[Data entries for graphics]

* * *

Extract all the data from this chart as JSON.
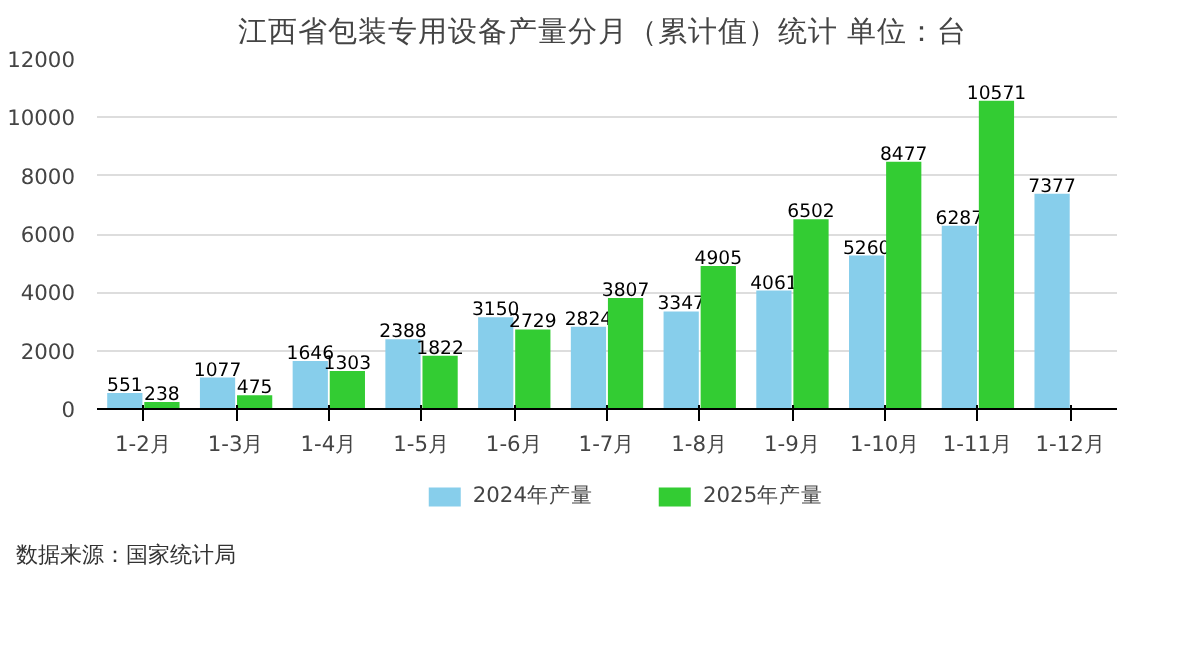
{
  "chart_data": {
    "type": "bar",
    "title": "江西省包装专用设备产量分月（累计值）统计  单位：台",
    "categories": [
      "1-2月",
      "1-3月",
      "1-4月",
      "1-5月",
      "1-6月",
      "1-7月",
      "1-8月",
      "1-9月",
      "1-10月",
      "1-11月",
      "1-12月"
    ],
    "series": [
      {
        "name": "2024年产量",
        "color": "#87ceeb",
        "values": [
          551,
          1077,
          1646,
          2388,
          3150,
          2824,
          3347,
          4061,
          5260,
          6287,
          7377
        ]
      },
      {
        "name": "2025年产量",
        "color": "#33cc33",
        "values": [
          238,
          475,
          1303,
          1822,
          2729,
          3807,
          4905,
          6502,
          8477,
          10571,
          null
        ]
      }
    ],
    "ylim": [
      0,
      12000
    ],
    "yticks": [
      0,
      2000,
      4000,
      6000,
      8000,
      10000,
      12000
    ],
    "grid": "y",
    "legend": "bottom",
    "data_labels": true,
    "annotations": [
      "数据来源：国家统计局"
    ]
  }
}
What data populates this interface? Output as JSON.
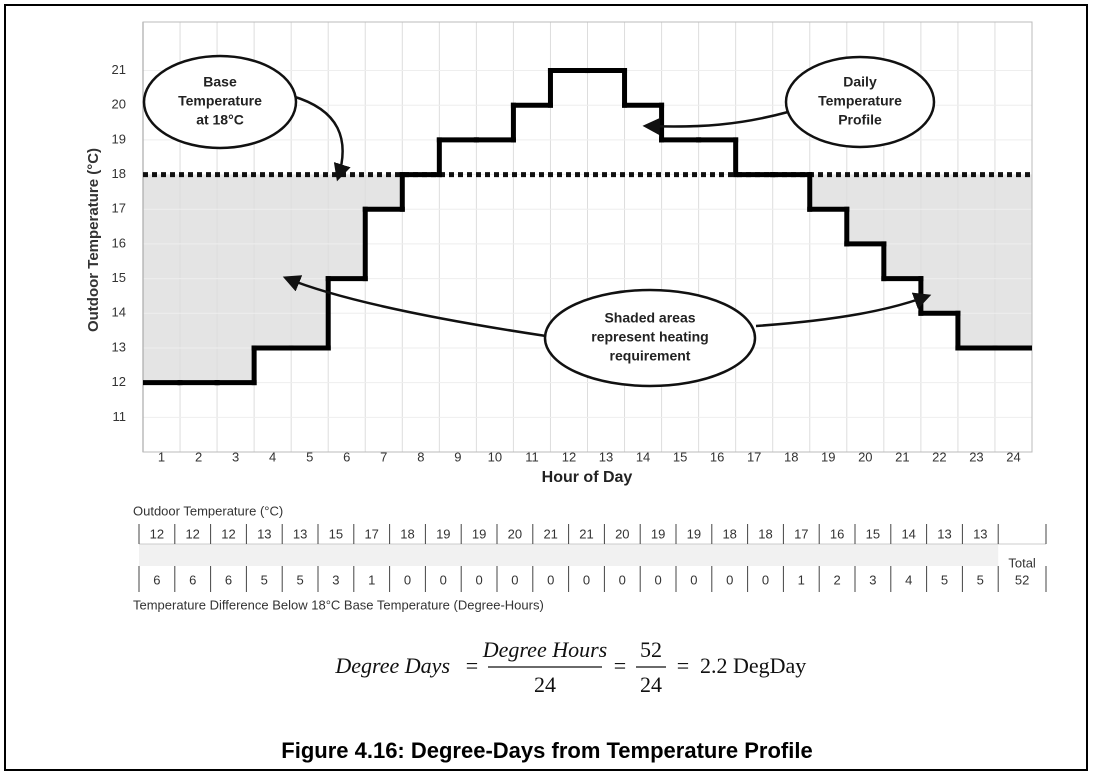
{
  "chart_data": {
    "type": "step",
    "title": "Figure 4.16:  Degree-Days from Temperature Profile",
    "ylabel": "Outdoor Temperature (°C)",
    "xlabel": "Hour of Day",
    "categories": [
      "1",
      "2",
      "3",
      "4",
      "5",
      "6",
      "7",
      "8",
      "9",
      "10",
      "11",
      "12",
      "13",
      "14",
      "15",
      "16",
      "17",
      "18",
      "19",
      "20",
      "21",
      "22",
      "23",
      "24"
    ],
    "values": [
      12,
      12,
      12,
      13,
      13,
      15,
      17,
      18,
      19,
      19,
      20,
      21,
      21,
      20,
      19,
      19,
      18,
      18,
      17,
      16,
      15,
      14,
      13,
      13
    ],
    "color": "#000000",
    "shade_color": "#e4e4e4",
    "base": 18,
    "ylim": [
      10,
      22.4
    ],
    "yticks": [
      11,
      12,
      13,
      14,
      15,
      16,
      17,
      18,
      19,
      20,
      21
    ],
    "grid": true,
    "annotations": [
      {
        "lines": [
          "Base",
          "Temperature",
          "at 18°C"
        ]
      },
      {
        "lines": [
          "Daily",
          "Temperature",
          "Profile"
        ]
      },
      {
        "lines": [
          "Shaded areas",
          "represent heating",
          "requirement"
        ]
      }
    ]
  },
  "table": {
    "label": "Outdoor Temperature (°C)",
    "differences": [
      6,
      6,
      6,
      5,
      5,
      3,
      1,
      0,
      0,
      0,
      0,
      0,
      0,
      0,
      0,
      0,
      0,
      0,
      1,
      2,
      3,
      4,
      5,
      5
    ],
    "total_label": "Total",
    "total": 52,
    "caption": "Temperature Difference Below 18°C Base Temperature (Degree-Hours)"
  },
  "formula": {
    "lhs": "Degree Days",
    "eq": "=",
    "numerator": "Degree Hours",
    "denominator": "24",
    "numerator2": "52",
    "denominator2": "24",
    "result": "2.2 DegDay"
  }
}
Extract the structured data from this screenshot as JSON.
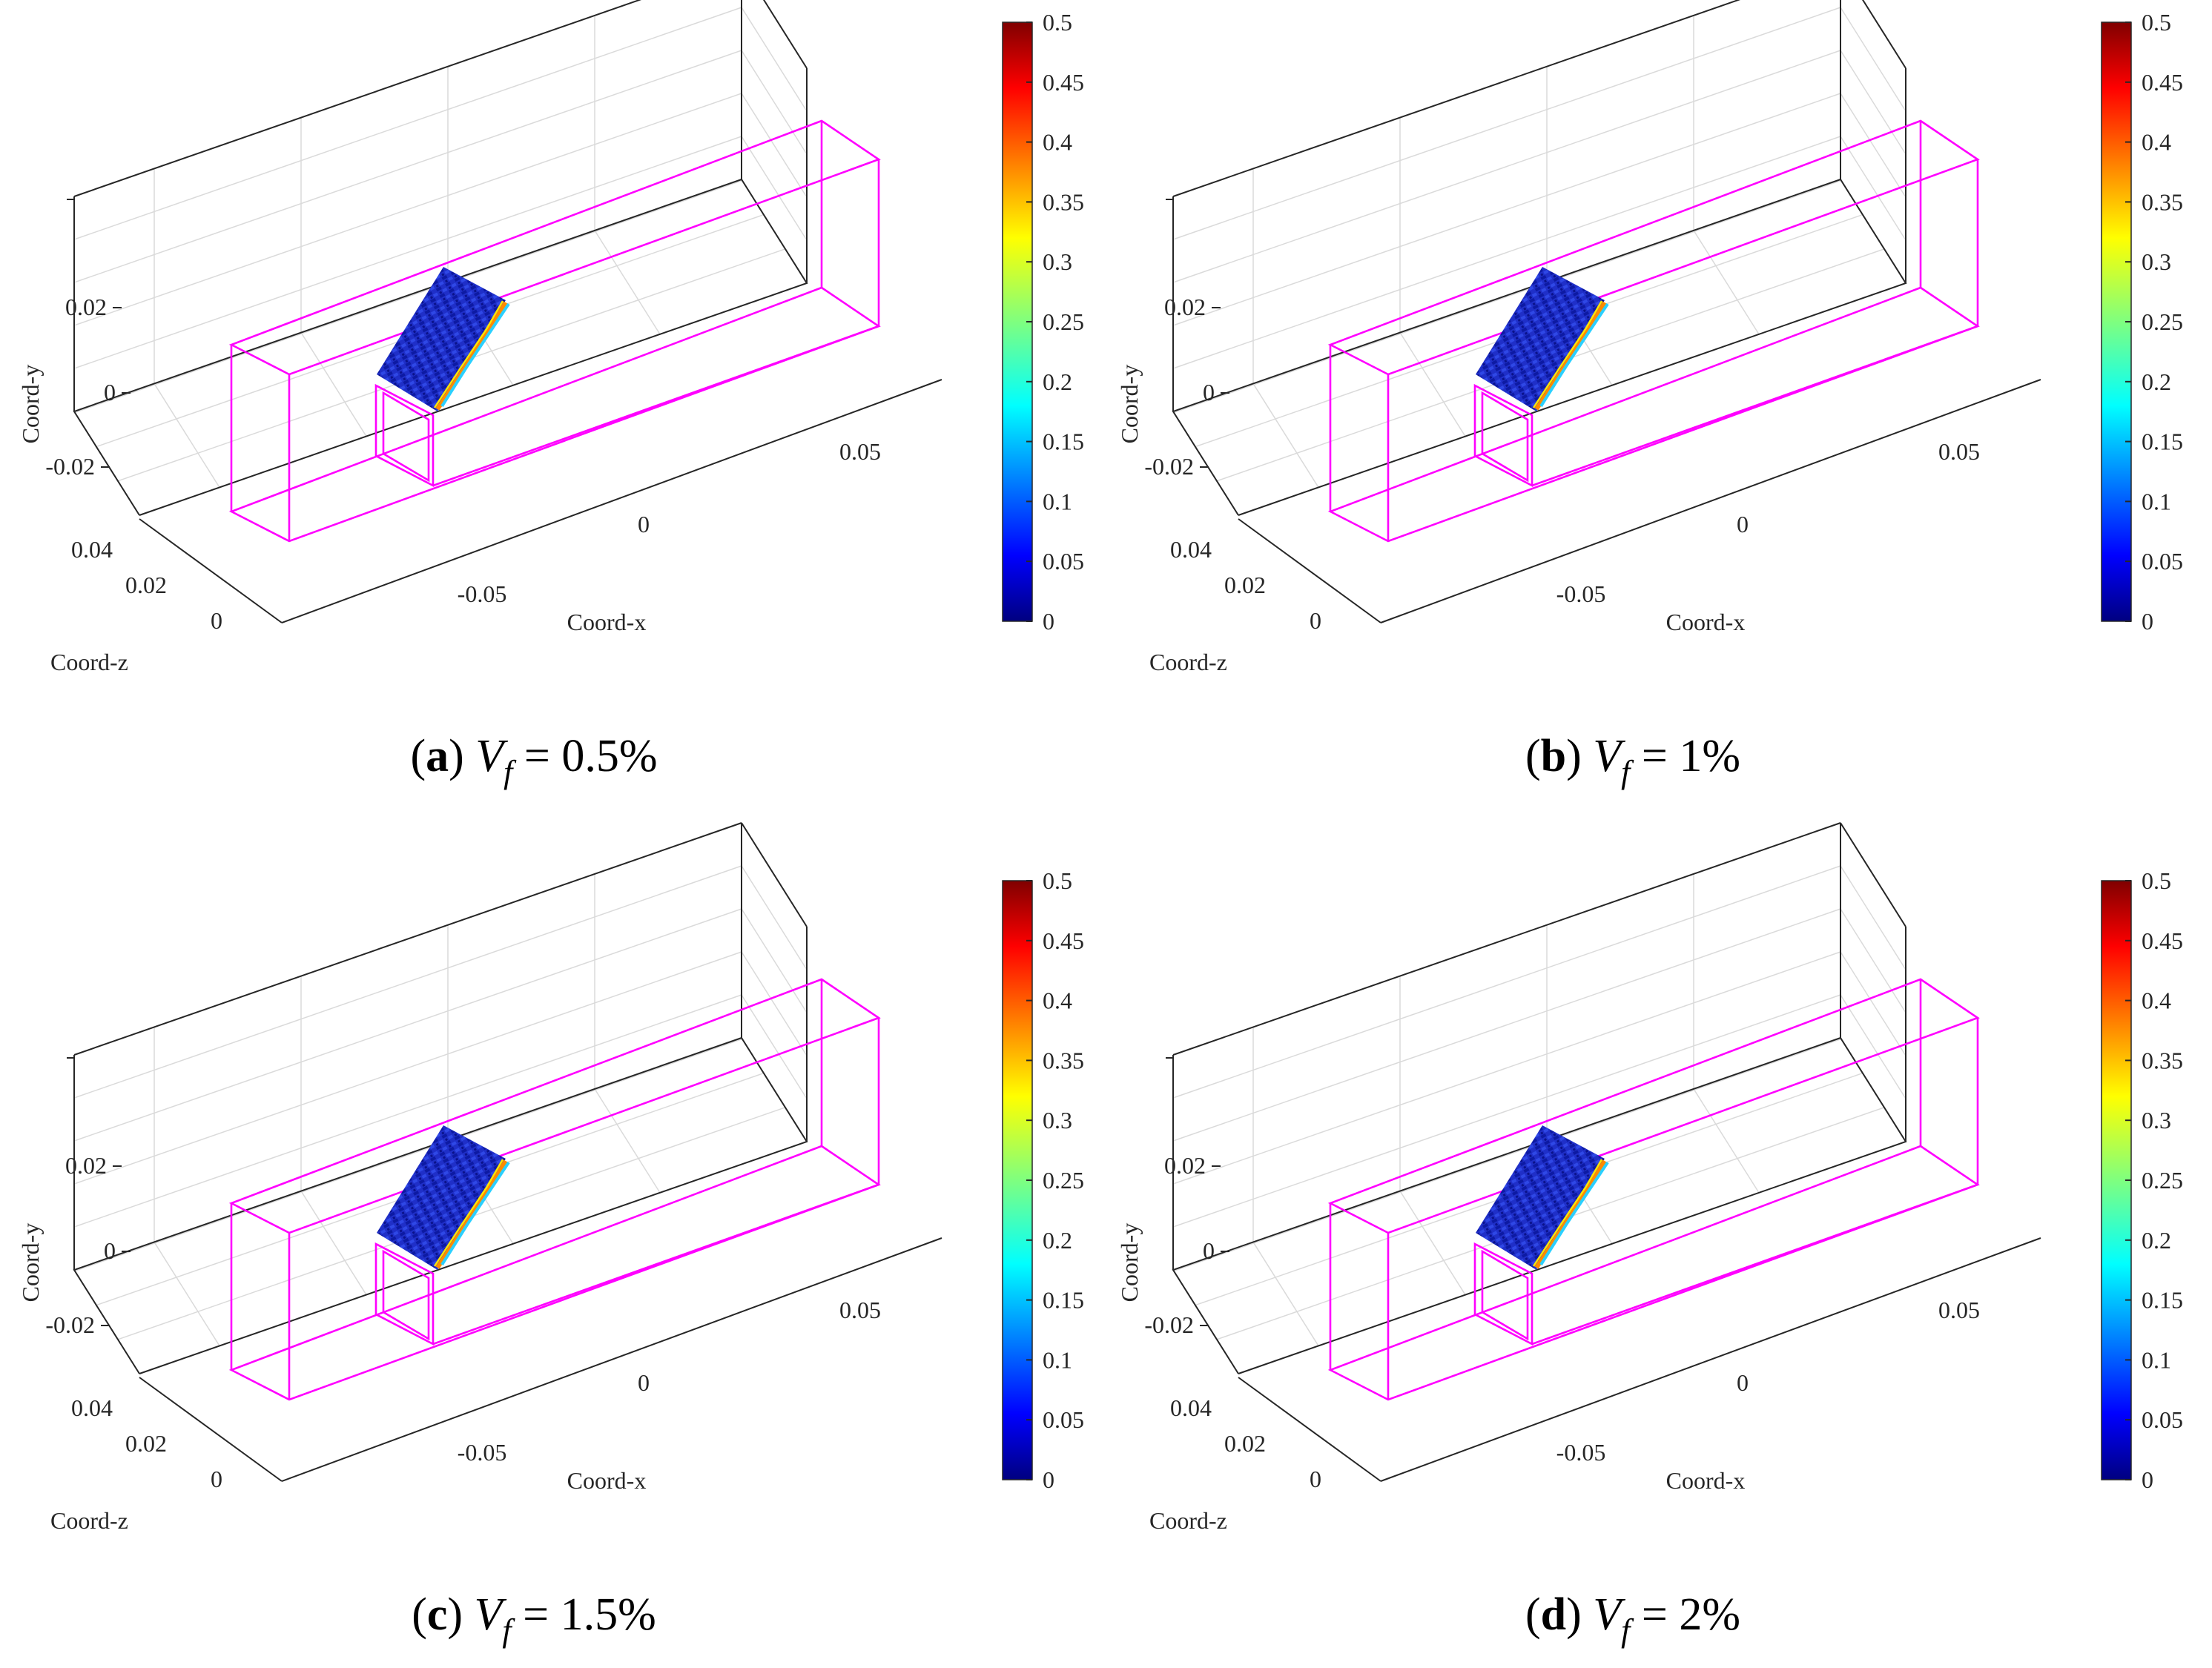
{
  "colors": {
    "box": "#ff00ff",
    "frame": "#262626",
    "grid": "#dadada",
    "colormap": "jet"
  },
  "chart_data": [
    {
      "type": "scatter3d",
      "panel_label": "(a)",
      "caption_value": "0.5%",
      "xlabel": "Coord-x",
      "ylabel": "Coord-y",
      "zlabel": "Coord-z",
      "x_ticks": [
        "-0.05",
        "0",
        "0.05"
      ],
      "y_ticks": [
        "0.02",
        "0",
        "-0.02"
      ],
      "z_ticks": [
        "0.04",
        "0.02",
        "0"
      ],
      "colorbar_ticks": [
        "0.5",
        "0.45",
        "0.4",
        "0.35",
        "0.3",
        "0.25",
        "0.2",
        "0.15",
        "0.1",
        "0.05",
        "0"
      ],
      "colorbar_range": [
        0,
        0.5
      ],
      "grid": true
    },
    {
      "type": "scatter3d",
      "panel_label": "(b)",
      "caption_value": "1%",
      "xlabel": "Coord-x",
      "ylabel": "Coord-y",
      "zlabel": "Coord-z",
      "x_ticks": [
        "-0.05",
        "0",
        "0.05"
      ],
      "y_ticks": [
        "0.02",
        "0",
        "-0.02"
      ],
      "z_ticks": [
        "0.04",
        "0.02",
        "0"
      ],
      "colorbar_ticks": [
        "0.5",
        "0.45",
        "0.4",
        "0.35",
        "0.3",
        "0.25",
        "0.2",
        "0.15",
        "0.1",
        "0.05",
        "0"
      ],
      "colorbar_range": [
        0,
        0.5
      ],
      "grid": true
    },
    {
      "type": "scatter3d",
      "panel_label": "(c)",
      "caption_value": "1.5%",
      "xlabel": "Coord-x",
      "ylabel": "Coord-y",
      "zlabel": "Coord-z",
      "x_ticks": [
        "-0.05",
        "0",
        "0.05"
      ],
      "y_ticks": [
        "0.02",
        "0",
        "-0.02"
      ],
      "z_ticks": [
        "0.04",
        "0.02",
        "0"
      ],
      "colorbar_ticks": [
        "0.5",
        "0.45",
        "0.4",
        "0.35",
        "0.3",
        "0.25",
        "0.2",
        "0.15",
        "0.1",
        "0.05",
        "0"
      ],
      "colorbar_range": [
        0,
        0.5
      ],
      "grid": true
    },
    {
      "type": "scatter3d",
      "panel_label": "(d)",
      "caption_value": "2%",
      "xlabel": "Coord-x",
      "ylabel": "Coord-y",
      "zlabel": "Coord-z",
      "x_ticks": [
        "-0.05",
        "0",
        "0.05"
      ],
      "y_ticks": [
        "0.02",
        "0",
        "-0.02"
      ],
      "z_ticks": [
        "0.04",
        "0.02",
        "0"
      ],
      "colorbar_ticks": [
        "0.5",
        "0.45",
        "0.4",
        "0.35",
        "0.3",
        "0.25",
        "0.2",
        "0.15",
        "0.1",
        "0.05",
        "0"
      ],
      "colorbar_range": [
        0,
        0.5
      ],
      "grid": true
    }
  ]
}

* * *

Goal: Track down every line of the material containing the string "Extract", and copy it.

Written solution:
Extract all the data from this chart as JSON.
Extract the structured data from this screenshot as JSON.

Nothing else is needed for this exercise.